(Stored entries)
## begin
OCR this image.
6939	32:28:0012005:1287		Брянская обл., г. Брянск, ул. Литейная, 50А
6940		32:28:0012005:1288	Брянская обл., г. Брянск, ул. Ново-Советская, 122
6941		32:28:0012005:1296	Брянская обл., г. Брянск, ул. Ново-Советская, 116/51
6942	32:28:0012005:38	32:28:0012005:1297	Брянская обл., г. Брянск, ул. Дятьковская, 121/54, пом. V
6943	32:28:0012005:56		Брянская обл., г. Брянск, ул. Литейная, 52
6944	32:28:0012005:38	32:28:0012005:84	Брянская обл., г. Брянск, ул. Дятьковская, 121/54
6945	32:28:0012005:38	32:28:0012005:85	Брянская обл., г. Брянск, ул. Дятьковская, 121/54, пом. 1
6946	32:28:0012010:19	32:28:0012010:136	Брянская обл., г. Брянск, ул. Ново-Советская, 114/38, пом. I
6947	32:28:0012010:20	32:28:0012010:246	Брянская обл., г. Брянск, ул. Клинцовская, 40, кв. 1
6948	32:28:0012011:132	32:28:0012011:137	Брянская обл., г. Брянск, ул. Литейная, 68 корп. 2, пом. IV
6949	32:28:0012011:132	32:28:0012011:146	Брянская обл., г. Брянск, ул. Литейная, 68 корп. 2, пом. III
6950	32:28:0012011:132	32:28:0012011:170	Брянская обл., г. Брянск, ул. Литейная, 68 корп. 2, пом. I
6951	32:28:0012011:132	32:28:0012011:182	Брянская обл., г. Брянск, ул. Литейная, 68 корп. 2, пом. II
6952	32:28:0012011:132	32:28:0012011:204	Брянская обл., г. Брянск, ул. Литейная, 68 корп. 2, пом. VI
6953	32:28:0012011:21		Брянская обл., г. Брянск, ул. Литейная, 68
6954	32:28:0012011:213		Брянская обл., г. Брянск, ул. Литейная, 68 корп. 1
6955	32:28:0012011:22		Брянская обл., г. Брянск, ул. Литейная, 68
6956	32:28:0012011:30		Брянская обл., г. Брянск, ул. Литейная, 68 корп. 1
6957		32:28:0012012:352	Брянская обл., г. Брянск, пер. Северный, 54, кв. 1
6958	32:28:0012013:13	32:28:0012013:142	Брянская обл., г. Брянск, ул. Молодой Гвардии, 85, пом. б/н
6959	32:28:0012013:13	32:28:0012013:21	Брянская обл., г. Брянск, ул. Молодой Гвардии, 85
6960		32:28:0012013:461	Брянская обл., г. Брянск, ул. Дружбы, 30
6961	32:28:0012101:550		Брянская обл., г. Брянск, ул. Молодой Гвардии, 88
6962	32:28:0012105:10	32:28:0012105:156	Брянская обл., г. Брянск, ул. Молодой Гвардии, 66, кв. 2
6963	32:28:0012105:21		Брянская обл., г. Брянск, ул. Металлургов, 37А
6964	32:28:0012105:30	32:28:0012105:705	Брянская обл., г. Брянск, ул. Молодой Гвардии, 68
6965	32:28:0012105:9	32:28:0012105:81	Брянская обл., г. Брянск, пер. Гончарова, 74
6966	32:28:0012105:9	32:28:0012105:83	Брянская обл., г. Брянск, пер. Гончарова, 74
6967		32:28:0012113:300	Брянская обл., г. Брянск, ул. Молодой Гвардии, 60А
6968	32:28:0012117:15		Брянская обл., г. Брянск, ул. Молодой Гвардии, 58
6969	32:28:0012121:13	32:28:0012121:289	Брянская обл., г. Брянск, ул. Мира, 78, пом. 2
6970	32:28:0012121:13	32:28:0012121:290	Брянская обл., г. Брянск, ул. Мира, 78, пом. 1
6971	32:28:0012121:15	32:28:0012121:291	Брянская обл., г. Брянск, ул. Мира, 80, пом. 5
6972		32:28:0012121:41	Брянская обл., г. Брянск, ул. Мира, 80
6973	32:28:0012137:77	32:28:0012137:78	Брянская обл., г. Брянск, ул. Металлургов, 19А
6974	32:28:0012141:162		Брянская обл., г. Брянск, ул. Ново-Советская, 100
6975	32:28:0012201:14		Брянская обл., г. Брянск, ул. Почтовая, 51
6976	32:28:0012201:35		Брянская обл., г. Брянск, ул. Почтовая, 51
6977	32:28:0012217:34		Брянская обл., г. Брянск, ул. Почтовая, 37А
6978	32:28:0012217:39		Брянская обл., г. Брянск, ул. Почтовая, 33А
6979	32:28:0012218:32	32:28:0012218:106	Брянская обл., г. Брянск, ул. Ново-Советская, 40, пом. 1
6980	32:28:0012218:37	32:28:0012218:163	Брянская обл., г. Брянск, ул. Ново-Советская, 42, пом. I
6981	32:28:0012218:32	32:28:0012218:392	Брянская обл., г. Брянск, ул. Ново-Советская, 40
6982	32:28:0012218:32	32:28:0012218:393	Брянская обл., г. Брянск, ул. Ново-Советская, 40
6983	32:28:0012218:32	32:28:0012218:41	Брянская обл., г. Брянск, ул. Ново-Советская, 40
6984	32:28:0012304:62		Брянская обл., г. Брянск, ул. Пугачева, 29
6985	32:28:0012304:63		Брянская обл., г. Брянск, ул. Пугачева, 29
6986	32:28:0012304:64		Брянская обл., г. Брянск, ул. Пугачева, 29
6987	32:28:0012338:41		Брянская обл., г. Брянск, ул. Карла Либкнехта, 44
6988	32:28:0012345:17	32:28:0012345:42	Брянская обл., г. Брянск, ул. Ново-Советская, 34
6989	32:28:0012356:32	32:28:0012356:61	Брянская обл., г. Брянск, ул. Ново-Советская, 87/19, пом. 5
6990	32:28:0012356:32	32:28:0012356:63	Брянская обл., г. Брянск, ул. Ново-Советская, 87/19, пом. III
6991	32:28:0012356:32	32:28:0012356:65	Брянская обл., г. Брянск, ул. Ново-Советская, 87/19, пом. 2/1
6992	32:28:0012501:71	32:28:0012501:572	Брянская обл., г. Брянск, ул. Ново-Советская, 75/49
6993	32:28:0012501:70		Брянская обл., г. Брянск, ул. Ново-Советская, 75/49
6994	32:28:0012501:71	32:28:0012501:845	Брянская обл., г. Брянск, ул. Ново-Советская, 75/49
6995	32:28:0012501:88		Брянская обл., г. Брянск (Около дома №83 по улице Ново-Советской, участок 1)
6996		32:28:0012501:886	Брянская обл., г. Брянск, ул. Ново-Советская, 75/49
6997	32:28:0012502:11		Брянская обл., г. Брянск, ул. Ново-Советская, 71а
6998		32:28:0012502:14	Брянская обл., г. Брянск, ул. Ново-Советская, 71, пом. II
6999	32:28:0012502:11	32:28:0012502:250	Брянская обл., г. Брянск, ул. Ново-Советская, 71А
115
## end
**WRITTEN REQUEST:**
Among the lines of the data, identify those with the word "Гвардии". Copy each of them.

**WORKED ANSWER:**
6958	32:28:0012013:13	32:28:0012013:142	Брянская обл., г. Брянск, ул. Молодой Гвардии, 85, пом. б/н
6959	32:28:0012013:13	32:28:0012013:21	Брянская обл., г. Брянск, ул. Молодой Гвардии, 85
6961	32:28:0012101:550		Брянская обл., г. Брянск, ул. Молодой Гвардии, 88
6962	32:28:0012105:10	32:28:0012105:156	Брянская обл., г. Брянск, ул. Молодой Гвардии, 66, кв. 2
6964	32:28:0012105:30	32:28:0012105:705	Брянская обл., г. Брянск, ул. Молодой Гвардии, 68
6967		32:28:0012113:300	Брянская обл., г. Брянск, ул. Молодой Гвардии, 60А
6968	32:28:0012117:15		Брянская обл., г. Брянск, ул. Молодой Гвардии, 58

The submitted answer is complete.